Fragmento del documento:
La guerra propagandística que lideran China y Rusia para socavar las instituciones y democracias en Occidente

Beijing y Moscú trabajan conjuntamente en exacerbar la percepción de desinformación y utilizan su infraestructura mediática global para difundir sus narrativas

Infobae

El 4 de junio de 1989 marcó un hito global con eventos en Polonia y China que transformaron el panorama político mundial. En Polonia, el Partido Comunista llevó a cabo elecciones parcialmente libres, lo que inició una serie de eventos que, eventualmente, llevaron al fin de los regímenes comunistas en varios países de Europa del Este, incluyendo Alemania Oriental, Checoslovaquia y Rumania. En China, el mismo día, el Partido Comunista Chino ordenó la remoción militar de miles de estudiantes de la plaza de Tiananmen, resultando en arrestos y muertes.


En Polonia, las elecciones de 1989 supusieron además una transición hacia la democracia, que erosionó la hegemonía comunista en Europa del Este en los años siguientes. La desaparición de la Unión Soviética se completaría en pocos años, indicando un cambio monumental en la estructura política global.

En contraste, en China, los estudiantes que exigían libertad de expresión, debido proceso, responsabilidad y democracia fueron brutalmente reprimidos. El Ejército Popular de Liberación actuó para dispersar a los manifestantes, arrestando y en muchos casos matando a los líderes de la protesta y a sus simpatizantes.

Tarea: ¿Puedes copiar el tramo del artículo sobre la propaganda de China y Rusia que va desde "El 4 de junio" hasta "arrestos y muertes.", pero cambiando "estudiantes" por "jóvenes"?

Listado proporcionado:
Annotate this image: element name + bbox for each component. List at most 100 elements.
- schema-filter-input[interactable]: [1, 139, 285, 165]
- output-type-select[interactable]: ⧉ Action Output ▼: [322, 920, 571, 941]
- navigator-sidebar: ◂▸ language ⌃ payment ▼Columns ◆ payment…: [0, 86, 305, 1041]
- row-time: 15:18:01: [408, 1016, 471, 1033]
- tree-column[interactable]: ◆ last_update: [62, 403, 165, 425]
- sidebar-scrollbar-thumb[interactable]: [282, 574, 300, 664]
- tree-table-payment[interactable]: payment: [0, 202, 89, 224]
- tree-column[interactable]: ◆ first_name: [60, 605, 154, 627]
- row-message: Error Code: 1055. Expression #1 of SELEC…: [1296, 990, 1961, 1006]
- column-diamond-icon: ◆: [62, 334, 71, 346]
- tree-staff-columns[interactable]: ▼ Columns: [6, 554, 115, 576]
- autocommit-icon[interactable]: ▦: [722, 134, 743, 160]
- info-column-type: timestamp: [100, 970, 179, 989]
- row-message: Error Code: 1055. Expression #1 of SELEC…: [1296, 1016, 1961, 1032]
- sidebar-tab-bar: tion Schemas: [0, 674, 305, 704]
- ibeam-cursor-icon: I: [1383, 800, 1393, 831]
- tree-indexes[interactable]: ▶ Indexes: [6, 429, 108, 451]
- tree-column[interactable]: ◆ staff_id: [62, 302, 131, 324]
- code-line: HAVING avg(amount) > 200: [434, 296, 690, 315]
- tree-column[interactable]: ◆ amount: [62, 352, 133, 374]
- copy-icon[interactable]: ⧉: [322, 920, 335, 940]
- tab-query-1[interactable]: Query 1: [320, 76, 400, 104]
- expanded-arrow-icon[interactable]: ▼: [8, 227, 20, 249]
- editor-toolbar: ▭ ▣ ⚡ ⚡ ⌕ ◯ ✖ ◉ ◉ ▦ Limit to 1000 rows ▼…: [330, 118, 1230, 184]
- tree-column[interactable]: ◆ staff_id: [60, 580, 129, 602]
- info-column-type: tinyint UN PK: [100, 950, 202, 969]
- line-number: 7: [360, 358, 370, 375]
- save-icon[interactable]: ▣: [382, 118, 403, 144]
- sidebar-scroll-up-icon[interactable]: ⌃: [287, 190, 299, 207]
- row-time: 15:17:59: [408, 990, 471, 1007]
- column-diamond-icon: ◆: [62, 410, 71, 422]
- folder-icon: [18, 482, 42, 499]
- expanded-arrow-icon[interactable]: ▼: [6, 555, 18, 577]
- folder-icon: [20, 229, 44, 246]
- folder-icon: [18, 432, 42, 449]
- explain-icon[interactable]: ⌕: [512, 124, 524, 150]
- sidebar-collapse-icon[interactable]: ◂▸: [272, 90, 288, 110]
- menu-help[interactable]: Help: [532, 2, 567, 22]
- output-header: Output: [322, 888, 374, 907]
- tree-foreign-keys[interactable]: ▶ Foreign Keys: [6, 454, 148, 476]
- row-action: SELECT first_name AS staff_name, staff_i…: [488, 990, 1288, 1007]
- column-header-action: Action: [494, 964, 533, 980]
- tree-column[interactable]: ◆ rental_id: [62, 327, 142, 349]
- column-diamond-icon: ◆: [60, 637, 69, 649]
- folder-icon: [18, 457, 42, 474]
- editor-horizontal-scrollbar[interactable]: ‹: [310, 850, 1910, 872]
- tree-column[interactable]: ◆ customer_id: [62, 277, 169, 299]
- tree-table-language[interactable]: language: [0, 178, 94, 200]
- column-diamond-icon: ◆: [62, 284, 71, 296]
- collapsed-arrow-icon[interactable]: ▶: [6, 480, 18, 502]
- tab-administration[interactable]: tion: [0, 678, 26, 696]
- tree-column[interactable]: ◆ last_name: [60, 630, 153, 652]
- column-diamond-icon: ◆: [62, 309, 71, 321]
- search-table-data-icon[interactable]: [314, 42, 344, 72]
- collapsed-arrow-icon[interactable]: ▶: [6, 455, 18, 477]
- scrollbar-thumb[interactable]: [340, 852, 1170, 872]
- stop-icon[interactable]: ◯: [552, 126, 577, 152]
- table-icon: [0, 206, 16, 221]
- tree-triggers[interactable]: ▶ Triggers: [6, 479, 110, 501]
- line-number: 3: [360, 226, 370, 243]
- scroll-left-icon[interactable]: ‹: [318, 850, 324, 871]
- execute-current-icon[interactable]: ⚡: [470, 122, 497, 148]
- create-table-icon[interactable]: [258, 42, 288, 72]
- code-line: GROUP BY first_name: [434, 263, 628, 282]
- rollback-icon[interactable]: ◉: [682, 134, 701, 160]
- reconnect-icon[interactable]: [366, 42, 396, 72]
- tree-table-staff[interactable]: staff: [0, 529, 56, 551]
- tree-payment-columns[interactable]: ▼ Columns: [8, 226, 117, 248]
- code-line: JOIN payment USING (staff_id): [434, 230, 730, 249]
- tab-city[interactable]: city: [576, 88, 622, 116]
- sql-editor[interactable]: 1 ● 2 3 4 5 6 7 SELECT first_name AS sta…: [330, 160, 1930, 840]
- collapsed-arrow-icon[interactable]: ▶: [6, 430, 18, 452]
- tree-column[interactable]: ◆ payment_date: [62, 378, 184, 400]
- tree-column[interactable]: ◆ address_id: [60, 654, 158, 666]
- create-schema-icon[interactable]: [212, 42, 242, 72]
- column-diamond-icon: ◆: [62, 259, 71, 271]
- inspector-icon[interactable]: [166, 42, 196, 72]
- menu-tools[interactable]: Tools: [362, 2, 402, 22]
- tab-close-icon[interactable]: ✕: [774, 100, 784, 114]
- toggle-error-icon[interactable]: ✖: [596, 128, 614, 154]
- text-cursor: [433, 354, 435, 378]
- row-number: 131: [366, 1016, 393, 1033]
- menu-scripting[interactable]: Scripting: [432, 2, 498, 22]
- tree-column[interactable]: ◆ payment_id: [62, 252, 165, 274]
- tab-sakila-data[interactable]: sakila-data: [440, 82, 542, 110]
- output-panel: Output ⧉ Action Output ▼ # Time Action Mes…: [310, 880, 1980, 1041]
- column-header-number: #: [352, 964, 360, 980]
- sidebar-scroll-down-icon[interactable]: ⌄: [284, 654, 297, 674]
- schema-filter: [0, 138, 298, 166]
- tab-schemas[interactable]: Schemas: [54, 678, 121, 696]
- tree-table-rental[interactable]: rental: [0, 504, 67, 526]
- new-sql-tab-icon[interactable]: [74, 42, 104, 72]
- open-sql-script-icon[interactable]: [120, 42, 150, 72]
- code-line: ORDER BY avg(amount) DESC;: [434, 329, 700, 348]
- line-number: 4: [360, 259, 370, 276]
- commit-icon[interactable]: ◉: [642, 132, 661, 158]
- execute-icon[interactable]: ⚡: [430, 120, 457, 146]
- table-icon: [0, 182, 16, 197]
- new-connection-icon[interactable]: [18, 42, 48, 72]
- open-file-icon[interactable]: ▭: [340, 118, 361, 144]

Respuesta escrita:
El 4 de junio de 1989 marcó un hito global con eventos en Polonia y China que transformaron el panorama político mundial. En Polonia, el Partido Comunista llevó a cabo elecciones parcialmente libres, lo que inició una serie de eventos que, eventualmente, llevaron al fin de los regímenes comunistas en varios países de Europa del Este, incluyendo Alemania Oriental, Checoslovaquia y Rumania. En China, el mismo día, el Partido Comunista Chino ordenó la remoción militar de miles de jóvenes de la plaza de Tiananmen, resultando en arrestos y muertes.